_Assignment_. Please return exactly the lines from the one containing "Extract all readable text from this page." through the end of the records, including both.

= Beginning of Section =

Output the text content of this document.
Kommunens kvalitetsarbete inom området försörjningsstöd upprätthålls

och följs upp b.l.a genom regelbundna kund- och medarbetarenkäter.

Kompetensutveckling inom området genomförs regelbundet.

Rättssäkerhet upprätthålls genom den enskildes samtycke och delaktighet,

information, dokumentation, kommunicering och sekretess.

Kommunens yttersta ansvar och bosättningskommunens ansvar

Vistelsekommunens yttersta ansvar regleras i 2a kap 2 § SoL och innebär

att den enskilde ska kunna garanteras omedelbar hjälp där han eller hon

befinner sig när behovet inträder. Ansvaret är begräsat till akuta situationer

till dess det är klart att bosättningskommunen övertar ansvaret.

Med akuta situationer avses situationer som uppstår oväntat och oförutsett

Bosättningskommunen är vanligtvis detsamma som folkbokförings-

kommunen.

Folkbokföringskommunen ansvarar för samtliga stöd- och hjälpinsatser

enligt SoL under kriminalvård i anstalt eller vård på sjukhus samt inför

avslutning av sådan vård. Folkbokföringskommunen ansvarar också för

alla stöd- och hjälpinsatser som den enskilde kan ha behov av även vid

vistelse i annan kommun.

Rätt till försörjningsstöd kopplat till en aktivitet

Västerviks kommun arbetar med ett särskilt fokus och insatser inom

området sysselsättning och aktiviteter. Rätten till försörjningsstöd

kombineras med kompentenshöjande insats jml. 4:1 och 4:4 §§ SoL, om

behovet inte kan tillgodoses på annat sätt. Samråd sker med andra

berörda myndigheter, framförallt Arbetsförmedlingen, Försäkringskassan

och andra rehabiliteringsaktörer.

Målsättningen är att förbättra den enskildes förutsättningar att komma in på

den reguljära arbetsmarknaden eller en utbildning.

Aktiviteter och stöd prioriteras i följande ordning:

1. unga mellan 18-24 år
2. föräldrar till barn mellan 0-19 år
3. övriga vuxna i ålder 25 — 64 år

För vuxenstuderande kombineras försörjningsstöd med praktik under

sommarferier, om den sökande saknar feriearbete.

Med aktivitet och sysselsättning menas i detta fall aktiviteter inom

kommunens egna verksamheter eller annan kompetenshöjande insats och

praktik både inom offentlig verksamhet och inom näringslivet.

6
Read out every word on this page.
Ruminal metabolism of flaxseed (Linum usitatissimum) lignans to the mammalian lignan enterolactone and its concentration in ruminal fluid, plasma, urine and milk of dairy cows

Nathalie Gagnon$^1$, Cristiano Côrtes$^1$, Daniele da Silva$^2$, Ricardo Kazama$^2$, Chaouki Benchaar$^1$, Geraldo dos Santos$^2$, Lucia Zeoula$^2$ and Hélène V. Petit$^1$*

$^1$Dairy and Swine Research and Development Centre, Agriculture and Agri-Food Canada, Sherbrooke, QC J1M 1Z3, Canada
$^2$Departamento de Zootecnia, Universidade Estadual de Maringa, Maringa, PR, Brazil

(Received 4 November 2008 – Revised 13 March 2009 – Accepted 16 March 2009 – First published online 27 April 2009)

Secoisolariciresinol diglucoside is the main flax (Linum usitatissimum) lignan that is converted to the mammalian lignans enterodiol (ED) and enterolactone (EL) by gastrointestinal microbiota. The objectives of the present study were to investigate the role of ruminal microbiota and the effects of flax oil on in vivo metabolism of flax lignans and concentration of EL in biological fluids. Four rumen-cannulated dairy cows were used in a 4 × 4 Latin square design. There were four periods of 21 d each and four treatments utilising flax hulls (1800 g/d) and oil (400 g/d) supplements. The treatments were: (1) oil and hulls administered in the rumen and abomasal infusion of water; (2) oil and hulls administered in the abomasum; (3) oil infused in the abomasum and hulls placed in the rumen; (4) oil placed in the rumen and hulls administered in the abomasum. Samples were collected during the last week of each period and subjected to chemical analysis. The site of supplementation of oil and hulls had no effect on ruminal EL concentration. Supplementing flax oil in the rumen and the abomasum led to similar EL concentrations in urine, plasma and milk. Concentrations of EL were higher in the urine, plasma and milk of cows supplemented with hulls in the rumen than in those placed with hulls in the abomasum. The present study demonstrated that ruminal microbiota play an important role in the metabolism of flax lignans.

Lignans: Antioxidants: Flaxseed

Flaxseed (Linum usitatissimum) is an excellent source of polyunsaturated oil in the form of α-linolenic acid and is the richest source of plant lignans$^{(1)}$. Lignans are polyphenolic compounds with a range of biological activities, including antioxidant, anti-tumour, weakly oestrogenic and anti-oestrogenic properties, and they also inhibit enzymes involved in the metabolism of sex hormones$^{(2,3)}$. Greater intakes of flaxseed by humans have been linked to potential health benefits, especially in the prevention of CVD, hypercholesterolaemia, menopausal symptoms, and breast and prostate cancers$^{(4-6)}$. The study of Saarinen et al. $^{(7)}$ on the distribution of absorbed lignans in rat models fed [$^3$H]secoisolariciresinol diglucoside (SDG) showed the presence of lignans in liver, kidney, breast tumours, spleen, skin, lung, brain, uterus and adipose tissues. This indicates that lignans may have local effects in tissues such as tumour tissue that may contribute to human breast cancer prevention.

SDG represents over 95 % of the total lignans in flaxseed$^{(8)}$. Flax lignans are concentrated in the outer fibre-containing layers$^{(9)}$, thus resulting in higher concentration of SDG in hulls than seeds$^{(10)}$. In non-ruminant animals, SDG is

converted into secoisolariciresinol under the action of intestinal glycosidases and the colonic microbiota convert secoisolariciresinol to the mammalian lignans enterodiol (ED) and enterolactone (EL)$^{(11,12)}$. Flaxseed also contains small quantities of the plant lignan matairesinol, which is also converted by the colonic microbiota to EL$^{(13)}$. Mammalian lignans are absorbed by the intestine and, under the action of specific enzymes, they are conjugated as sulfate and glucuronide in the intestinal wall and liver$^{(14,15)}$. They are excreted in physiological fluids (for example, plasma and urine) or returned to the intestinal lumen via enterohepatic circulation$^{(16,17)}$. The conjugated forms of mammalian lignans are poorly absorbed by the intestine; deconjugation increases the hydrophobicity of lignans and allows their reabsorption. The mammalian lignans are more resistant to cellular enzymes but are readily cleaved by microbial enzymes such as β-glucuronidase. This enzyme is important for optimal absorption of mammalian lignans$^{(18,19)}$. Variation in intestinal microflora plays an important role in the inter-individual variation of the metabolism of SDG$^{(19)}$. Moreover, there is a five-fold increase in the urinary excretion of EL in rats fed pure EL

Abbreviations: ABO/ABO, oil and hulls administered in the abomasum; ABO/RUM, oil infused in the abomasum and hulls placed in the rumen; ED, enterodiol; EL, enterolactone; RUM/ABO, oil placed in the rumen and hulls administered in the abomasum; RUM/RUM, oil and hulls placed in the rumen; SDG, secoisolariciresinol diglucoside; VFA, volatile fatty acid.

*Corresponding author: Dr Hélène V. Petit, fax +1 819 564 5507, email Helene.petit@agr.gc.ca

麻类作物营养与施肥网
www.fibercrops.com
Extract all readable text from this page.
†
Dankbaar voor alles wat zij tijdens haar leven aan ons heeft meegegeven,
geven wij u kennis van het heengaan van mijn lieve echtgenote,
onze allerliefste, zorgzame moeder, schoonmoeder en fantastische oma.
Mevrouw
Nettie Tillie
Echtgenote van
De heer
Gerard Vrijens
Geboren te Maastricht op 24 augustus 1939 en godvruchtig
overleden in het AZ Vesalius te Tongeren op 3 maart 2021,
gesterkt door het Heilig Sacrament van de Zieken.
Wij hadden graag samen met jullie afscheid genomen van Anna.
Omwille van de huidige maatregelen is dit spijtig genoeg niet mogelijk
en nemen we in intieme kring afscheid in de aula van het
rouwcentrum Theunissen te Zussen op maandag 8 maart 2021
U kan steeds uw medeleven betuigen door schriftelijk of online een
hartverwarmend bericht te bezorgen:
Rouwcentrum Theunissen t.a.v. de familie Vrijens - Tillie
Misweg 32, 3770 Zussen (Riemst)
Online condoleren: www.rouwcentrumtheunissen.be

= End of Section =

_Response_.
Extract all readable text from this page.
†
Dankbaar voor alles wat zij tijdens haar leven aan ons heeft meegegeven,
geven wij u kennis van het heengaan van mijn lieve echtgenote,
onze allerliefste, zorgzame moeder, schoonmoeder en fantastische oma.
Mevrouw
Nettie Tillie
Echtgenote van
De heer
Gerard Vrijens
Geboren te Maastricht op 24 augustus 1939 en godvruchtig
overleden in het AZ Vesalius te Tongeren op 3 maart 2021,
gesterkt door het Heilig Sacrament van de Zieken.
Wij hadden graag samen met jullie afscheid genomen van Anna.
Omwille van de huidige maatregelen is dit spijtig genoeg niet mogelijk
en nemen we in intieme kring afscheid in de aula van het
rouwcentrum Theunissen te Zussen op maandag 8 maart 2021
U kan steeds uw medeleven betuigen door schriftelijk of online een
hartverwarmend bericht te bezorgen:
Rouwcentrum Theunissen t.a.v. de familie Vrijens - Tillie
Misweg 32, 3770 Zussen (Riemst)
Online condoleren: www.rouwcentrumtheunissen.be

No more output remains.